Repeat every entry word for word, skipping the pictures.

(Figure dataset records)
--- --- ---

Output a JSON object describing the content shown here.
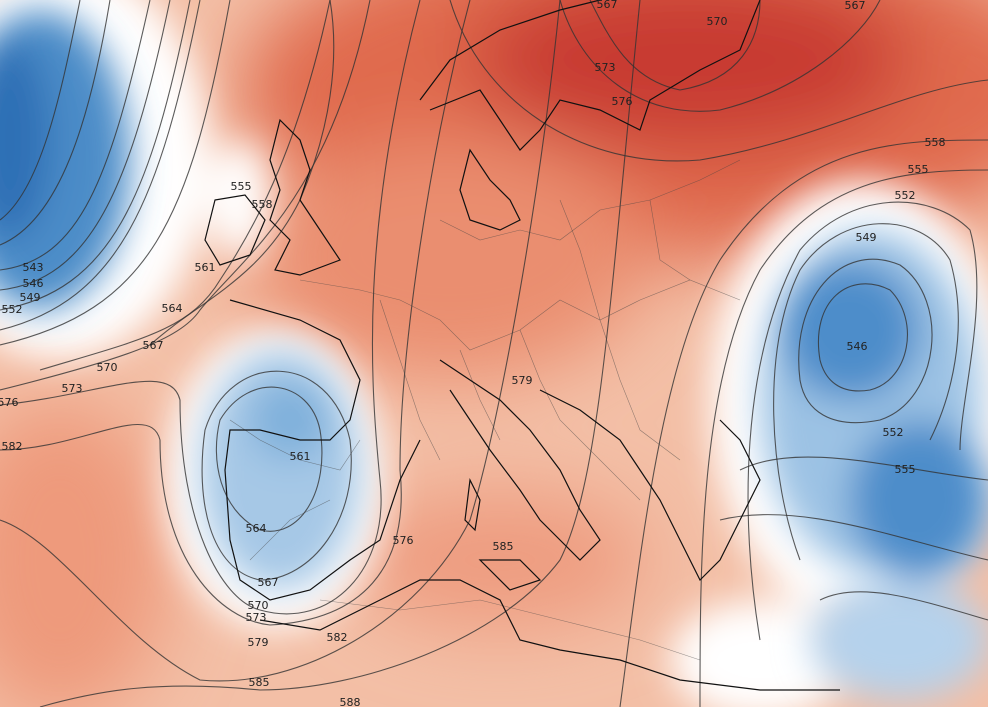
{
  "contour_labels": [
    "567",
    "570",
    "567",
    "573",
    "576",
    "558",
    "555",
    "552",
    "549",
    "546",
    "552",
    "555",
    "555",
    "558",
    "561",
    "543",
    "546",
    "549",
    "552",
    "564",
    "567",
    "570",
    "573",
    "576",
    "582",
    "579",
    "561",
    "564",
    "567",
    "570",
    "573",
    "579",
    "576",
    "585",
    "582",
    "585",
    "588"
  ]
}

--- --- ---

Finished task —
Output a JSON object describing the content shown here.
{
  "contour_labels": [
    "567",
    "570",
    "567",
    "573",
    "576",
    "558",
    "555",
    "552",
    "549",
    "546",
    "552",
    "555",
    "555",
    "558",
    "561",
    "543",
    "546",
    "549",
    "552",
    "564",
    "567",
    "570",
    "573",
    "576",
    "582",
    "579",
    "561",
    "564",
    "567",
    "570",
    "573",
    "579",
    "576",
    "585",
    "582",
    "585",
    "588"
  ]
}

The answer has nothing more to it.